[Labeled box rows]
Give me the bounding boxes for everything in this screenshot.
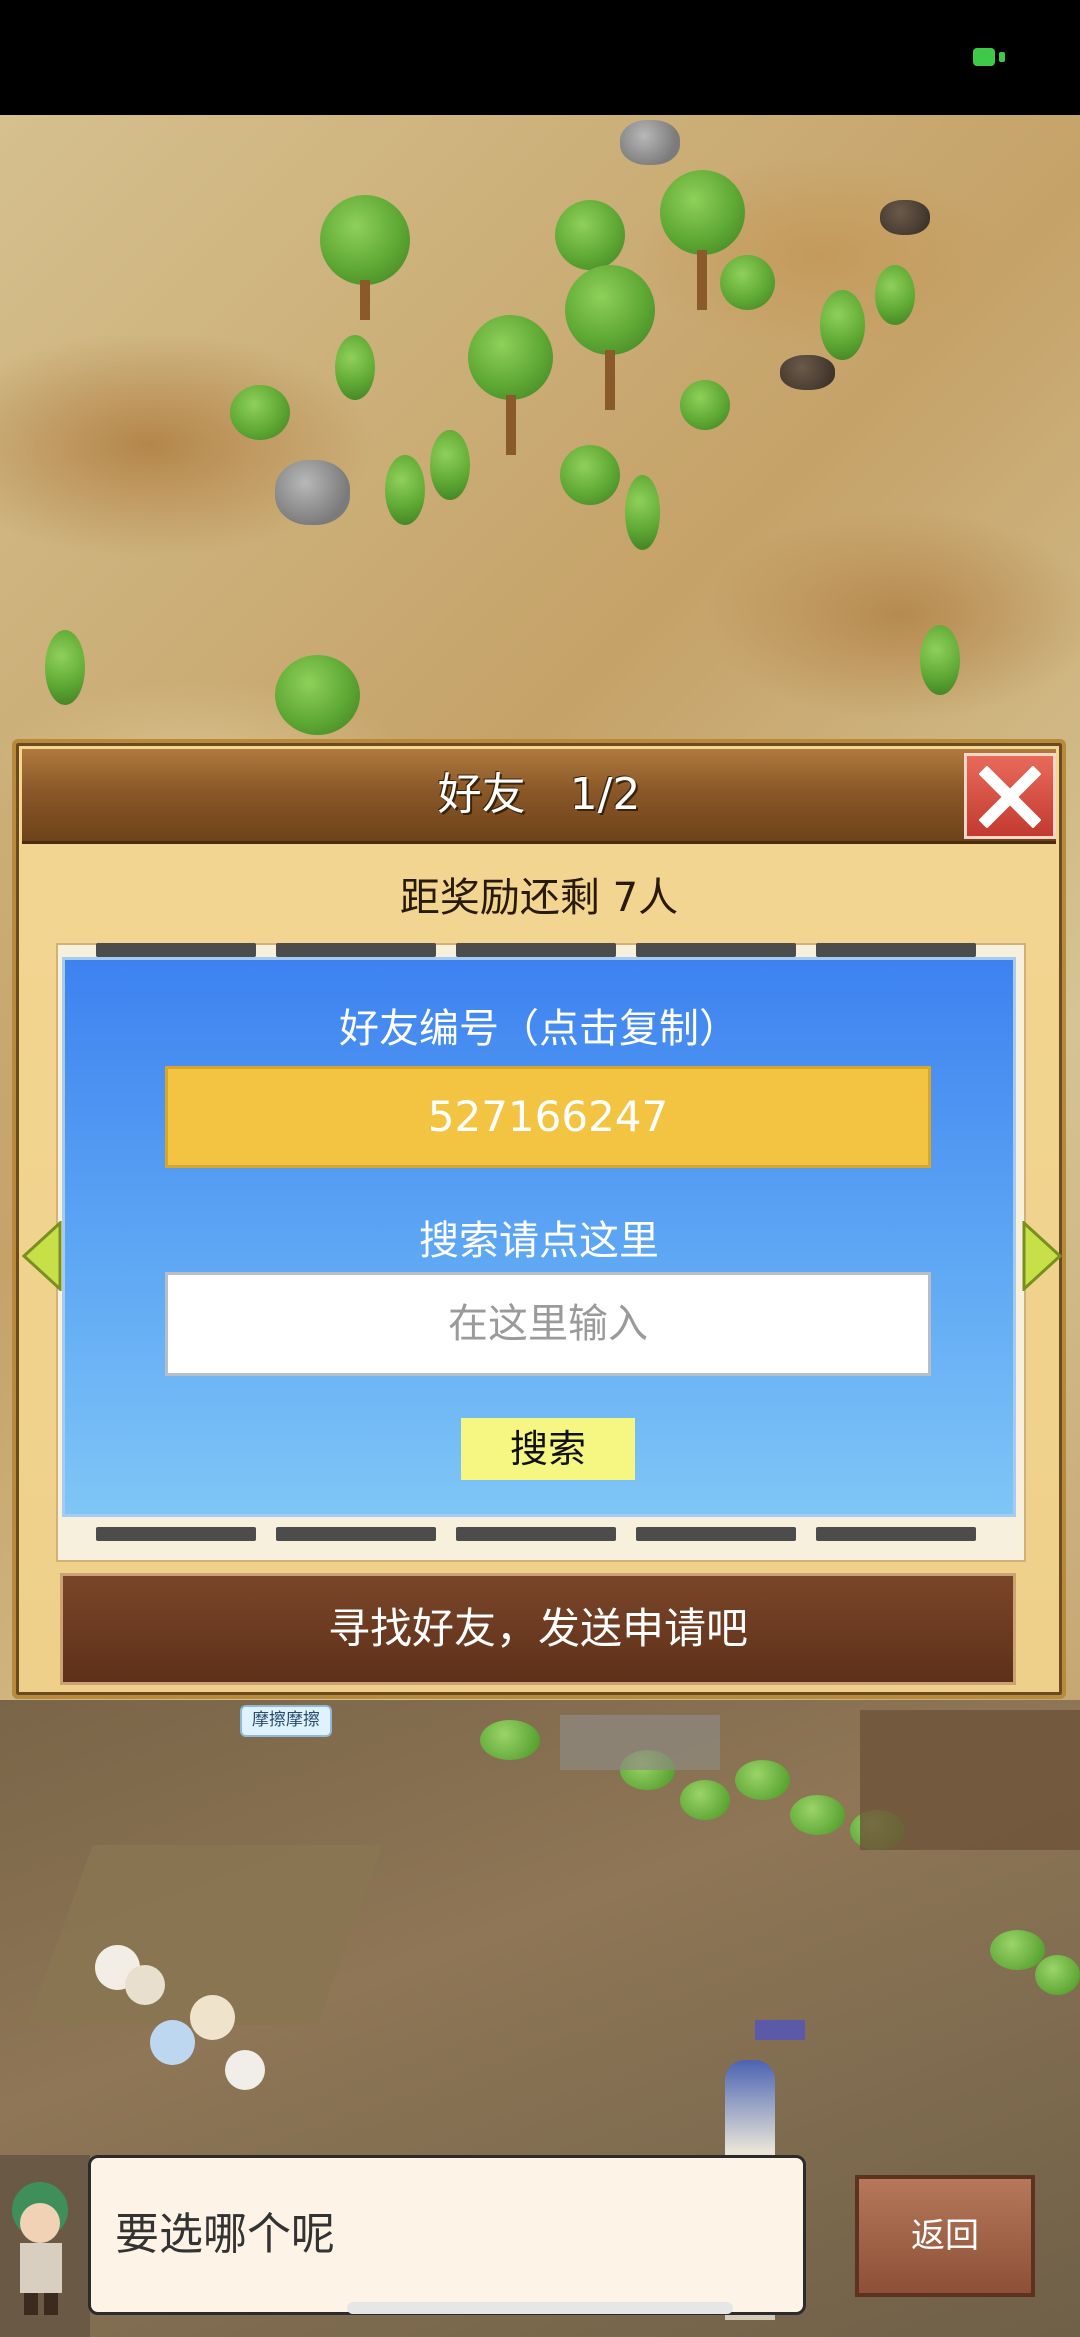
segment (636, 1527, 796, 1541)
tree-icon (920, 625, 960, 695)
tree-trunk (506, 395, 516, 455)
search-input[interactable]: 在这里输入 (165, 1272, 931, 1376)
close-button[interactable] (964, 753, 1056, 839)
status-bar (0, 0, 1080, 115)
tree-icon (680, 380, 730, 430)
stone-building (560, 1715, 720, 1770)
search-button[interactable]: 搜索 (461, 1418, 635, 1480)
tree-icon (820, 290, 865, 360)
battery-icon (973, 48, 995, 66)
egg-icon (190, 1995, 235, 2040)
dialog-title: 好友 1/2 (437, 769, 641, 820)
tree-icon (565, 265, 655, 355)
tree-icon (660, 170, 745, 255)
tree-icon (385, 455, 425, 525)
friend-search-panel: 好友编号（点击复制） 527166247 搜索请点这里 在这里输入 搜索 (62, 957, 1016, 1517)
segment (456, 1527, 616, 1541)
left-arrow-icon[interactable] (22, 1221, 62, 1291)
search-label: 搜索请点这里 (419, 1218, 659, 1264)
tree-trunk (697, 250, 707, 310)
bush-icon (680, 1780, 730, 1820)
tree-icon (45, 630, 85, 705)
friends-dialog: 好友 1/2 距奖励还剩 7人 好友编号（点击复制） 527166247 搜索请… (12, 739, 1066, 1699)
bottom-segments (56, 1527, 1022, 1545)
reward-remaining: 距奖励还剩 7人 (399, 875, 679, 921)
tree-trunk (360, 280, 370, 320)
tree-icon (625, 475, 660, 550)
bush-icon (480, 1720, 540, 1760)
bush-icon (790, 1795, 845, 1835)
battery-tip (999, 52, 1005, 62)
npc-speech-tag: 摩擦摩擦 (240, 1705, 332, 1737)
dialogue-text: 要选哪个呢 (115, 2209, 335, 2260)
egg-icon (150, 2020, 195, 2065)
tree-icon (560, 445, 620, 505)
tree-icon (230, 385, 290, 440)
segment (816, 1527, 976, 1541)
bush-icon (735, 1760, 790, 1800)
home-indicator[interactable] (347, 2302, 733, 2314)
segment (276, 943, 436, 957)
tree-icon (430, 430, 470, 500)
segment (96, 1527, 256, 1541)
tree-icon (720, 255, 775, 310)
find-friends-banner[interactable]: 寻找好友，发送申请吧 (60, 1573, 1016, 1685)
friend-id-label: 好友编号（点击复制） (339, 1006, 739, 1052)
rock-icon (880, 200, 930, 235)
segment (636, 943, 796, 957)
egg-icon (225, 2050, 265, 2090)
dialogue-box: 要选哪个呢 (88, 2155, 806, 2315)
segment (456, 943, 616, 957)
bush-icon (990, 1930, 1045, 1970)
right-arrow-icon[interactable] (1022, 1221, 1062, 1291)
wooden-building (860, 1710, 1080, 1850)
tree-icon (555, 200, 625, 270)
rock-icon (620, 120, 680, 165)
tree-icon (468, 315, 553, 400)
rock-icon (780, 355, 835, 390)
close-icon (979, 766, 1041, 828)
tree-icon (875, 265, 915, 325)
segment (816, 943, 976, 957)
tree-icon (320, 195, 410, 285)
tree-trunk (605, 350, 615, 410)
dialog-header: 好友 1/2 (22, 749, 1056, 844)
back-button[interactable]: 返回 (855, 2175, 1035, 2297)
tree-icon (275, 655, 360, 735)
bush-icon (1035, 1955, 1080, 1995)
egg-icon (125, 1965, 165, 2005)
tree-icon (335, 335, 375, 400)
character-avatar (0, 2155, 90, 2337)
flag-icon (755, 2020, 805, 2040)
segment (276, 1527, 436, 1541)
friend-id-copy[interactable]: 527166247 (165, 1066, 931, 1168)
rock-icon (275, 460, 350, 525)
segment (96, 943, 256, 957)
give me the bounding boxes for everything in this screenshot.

* * *

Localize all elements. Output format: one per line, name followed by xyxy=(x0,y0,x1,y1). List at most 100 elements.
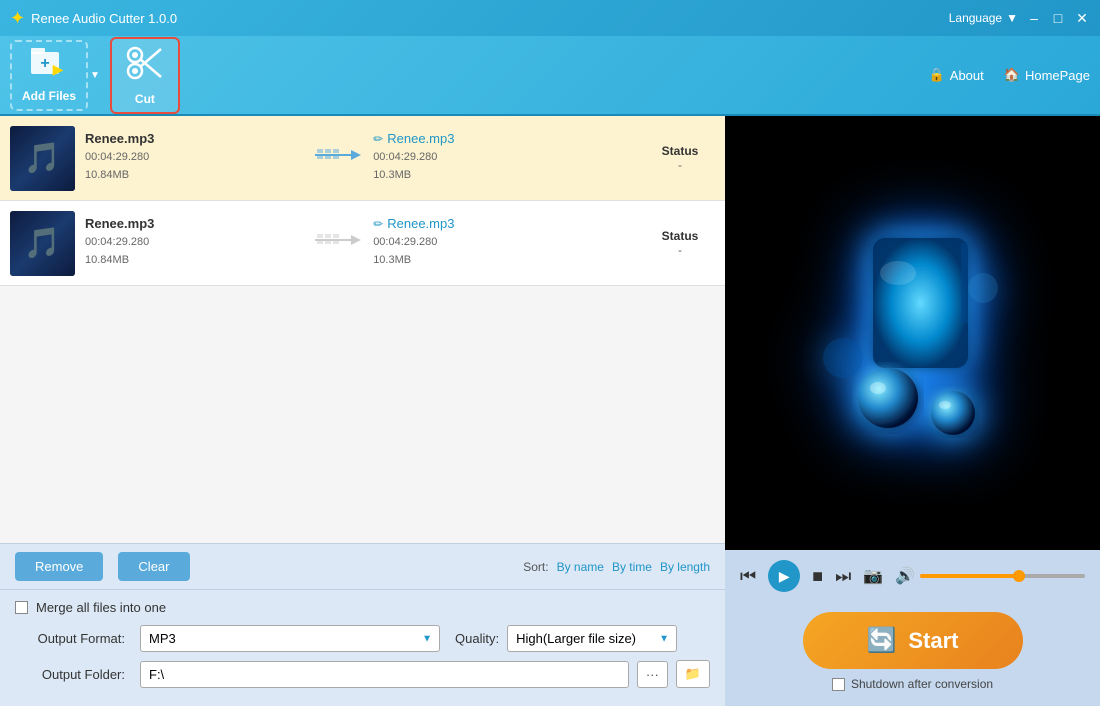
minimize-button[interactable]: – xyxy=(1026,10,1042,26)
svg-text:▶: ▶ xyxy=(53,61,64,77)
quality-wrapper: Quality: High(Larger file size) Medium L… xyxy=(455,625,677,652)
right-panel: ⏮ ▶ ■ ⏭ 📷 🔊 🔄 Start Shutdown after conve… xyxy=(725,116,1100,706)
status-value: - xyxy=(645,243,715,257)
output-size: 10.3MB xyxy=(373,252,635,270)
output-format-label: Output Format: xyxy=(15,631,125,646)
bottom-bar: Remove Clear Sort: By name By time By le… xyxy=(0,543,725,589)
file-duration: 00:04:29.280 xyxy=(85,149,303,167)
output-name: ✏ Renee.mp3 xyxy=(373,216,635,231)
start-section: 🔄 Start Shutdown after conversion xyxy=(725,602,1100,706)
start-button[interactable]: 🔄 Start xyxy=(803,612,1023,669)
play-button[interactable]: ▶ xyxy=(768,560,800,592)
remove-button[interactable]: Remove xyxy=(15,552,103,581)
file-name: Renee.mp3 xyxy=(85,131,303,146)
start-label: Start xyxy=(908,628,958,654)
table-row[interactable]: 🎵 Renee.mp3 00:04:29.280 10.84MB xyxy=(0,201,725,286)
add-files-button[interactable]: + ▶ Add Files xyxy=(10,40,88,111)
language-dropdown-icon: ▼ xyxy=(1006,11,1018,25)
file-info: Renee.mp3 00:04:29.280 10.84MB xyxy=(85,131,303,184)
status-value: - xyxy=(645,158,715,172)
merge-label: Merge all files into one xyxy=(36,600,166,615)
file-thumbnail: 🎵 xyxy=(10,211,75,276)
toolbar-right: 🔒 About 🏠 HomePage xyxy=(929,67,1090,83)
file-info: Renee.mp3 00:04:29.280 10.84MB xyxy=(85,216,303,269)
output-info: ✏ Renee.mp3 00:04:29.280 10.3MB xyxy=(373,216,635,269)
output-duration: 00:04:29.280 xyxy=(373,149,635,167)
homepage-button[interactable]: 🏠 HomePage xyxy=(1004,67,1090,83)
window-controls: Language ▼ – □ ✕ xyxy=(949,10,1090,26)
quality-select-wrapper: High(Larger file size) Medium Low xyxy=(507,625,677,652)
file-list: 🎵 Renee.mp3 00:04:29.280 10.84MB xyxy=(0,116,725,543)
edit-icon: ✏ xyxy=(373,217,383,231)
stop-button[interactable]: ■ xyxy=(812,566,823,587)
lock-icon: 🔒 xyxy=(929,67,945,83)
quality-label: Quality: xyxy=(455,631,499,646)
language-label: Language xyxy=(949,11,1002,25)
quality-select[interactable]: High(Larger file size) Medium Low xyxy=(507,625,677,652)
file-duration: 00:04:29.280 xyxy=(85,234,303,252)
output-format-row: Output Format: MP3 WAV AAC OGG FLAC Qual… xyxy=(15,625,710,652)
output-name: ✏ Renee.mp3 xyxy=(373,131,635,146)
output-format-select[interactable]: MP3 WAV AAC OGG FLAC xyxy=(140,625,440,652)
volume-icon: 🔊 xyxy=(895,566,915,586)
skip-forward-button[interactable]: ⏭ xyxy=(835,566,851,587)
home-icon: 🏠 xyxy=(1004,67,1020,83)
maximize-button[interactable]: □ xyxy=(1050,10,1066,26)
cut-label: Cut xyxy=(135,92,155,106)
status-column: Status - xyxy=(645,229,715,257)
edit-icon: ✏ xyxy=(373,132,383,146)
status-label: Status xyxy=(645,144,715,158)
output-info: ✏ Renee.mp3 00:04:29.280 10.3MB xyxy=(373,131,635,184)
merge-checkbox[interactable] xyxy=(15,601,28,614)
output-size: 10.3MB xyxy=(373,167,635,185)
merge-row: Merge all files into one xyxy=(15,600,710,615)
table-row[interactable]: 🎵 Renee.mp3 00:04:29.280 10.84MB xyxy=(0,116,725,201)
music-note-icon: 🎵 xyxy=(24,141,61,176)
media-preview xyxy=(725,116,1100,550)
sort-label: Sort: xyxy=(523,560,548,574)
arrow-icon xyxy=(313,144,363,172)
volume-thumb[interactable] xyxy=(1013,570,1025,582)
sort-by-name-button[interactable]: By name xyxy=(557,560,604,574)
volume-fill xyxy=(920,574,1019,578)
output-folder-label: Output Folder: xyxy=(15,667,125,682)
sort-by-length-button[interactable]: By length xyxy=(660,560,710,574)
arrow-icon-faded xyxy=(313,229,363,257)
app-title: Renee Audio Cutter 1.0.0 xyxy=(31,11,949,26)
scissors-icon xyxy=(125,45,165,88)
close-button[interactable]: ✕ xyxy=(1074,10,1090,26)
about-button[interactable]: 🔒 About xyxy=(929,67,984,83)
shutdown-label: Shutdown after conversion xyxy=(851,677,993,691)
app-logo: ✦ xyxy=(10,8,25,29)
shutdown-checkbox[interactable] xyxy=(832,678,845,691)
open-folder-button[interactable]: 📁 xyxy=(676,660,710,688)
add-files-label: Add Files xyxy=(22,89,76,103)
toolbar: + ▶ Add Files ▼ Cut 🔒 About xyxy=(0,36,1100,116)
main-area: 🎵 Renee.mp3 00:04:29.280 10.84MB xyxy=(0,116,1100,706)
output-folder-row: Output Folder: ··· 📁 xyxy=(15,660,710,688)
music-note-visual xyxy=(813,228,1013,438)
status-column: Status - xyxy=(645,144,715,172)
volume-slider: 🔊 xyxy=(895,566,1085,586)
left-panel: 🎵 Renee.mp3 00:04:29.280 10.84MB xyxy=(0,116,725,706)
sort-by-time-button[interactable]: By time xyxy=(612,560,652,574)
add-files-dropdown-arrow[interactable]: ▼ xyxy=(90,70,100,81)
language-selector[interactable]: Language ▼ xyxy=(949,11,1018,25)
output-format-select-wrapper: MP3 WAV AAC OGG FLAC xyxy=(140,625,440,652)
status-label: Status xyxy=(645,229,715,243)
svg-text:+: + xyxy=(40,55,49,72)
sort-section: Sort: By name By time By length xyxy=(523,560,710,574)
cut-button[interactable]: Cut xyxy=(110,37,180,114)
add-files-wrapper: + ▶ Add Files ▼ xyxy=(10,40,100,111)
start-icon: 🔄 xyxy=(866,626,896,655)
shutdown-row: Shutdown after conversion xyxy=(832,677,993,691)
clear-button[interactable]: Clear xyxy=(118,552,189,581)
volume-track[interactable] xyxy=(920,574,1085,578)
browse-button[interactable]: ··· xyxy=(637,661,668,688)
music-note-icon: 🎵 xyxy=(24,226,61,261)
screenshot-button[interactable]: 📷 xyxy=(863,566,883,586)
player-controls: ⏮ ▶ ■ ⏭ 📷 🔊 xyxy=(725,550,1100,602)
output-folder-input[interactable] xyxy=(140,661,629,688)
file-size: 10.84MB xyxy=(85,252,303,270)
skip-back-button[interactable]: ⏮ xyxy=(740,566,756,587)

...

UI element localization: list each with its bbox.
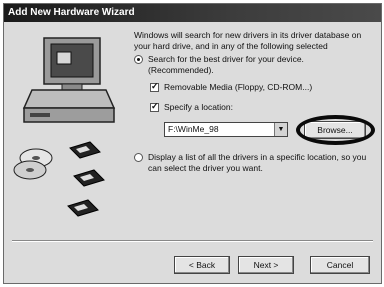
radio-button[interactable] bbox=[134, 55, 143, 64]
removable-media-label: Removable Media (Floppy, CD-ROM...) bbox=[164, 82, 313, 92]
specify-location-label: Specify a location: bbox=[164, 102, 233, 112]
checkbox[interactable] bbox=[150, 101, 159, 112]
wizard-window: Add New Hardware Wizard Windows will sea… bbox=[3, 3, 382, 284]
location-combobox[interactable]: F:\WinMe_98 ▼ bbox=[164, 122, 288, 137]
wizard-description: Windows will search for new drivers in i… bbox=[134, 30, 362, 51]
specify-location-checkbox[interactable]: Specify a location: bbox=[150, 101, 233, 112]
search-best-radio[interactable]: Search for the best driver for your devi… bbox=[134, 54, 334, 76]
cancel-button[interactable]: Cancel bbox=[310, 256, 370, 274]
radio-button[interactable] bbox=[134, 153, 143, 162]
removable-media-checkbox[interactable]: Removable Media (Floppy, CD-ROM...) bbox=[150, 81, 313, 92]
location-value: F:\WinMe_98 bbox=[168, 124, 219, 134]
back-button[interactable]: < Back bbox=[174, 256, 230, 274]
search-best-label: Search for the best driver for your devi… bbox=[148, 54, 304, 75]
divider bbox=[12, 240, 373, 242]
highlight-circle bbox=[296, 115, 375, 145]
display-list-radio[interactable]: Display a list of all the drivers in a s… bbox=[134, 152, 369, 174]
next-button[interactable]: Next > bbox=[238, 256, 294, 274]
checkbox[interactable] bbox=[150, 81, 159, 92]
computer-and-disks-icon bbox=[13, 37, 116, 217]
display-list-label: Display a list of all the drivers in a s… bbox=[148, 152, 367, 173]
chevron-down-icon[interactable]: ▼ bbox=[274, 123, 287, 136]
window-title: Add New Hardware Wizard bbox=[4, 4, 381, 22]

§ **What to produce**: Return the rows from the line that contains "minimize-button[interactable]: – xyxy=(1026,10,1042,26)" down to the line that contains "bottom-bar: Remove Clear", both included, reproducing each line character for character.

§ **Expected answer**:
minimize-button[interactable]: – xyxy=(1026,10,1042,26)
svg-text:▶: ▶ xyxy=(53,61,64,77)
quality-wrapper: Quality: High(Larger file size) Medium L… xyxy=(455,625,677,652)
right-panel: ⏮ ▶ ■ ⏭ 📷 🔊 🔄 Start Shutdown after conve… xyxy=(725,116,1100,706)
status-value: - xyxy=(645,243,715,257)
output-size: 10.3MB xyxy=(373,252,635,270)
output-format-label: Output Format: xyxy=(15,631,125,646)
bottom-bar: Remove Clear Sort: By name By time By le… xyxy=(0,543,725,589)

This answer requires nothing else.